Examine each line of the data. Copy those that contain the string "Иркутской".

*** RECORDS SHOWN

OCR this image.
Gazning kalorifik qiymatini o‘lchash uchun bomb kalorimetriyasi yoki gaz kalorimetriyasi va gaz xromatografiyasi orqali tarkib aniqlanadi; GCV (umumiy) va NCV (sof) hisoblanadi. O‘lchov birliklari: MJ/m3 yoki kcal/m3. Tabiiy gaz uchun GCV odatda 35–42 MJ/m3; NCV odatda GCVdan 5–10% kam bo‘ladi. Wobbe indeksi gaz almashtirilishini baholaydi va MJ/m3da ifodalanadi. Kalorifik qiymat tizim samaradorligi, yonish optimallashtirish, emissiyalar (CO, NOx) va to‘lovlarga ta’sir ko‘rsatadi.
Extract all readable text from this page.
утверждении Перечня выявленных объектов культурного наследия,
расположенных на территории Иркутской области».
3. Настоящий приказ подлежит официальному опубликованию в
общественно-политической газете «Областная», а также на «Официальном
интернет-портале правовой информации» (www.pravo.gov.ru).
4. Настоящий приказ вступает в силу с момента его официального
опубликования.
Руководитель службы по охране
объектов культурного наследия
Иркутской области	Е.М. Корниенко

******

**WRITTEN ANSWER**
расположенных на территории Иркутской области».
Иркутской области	Е.М. Корниенко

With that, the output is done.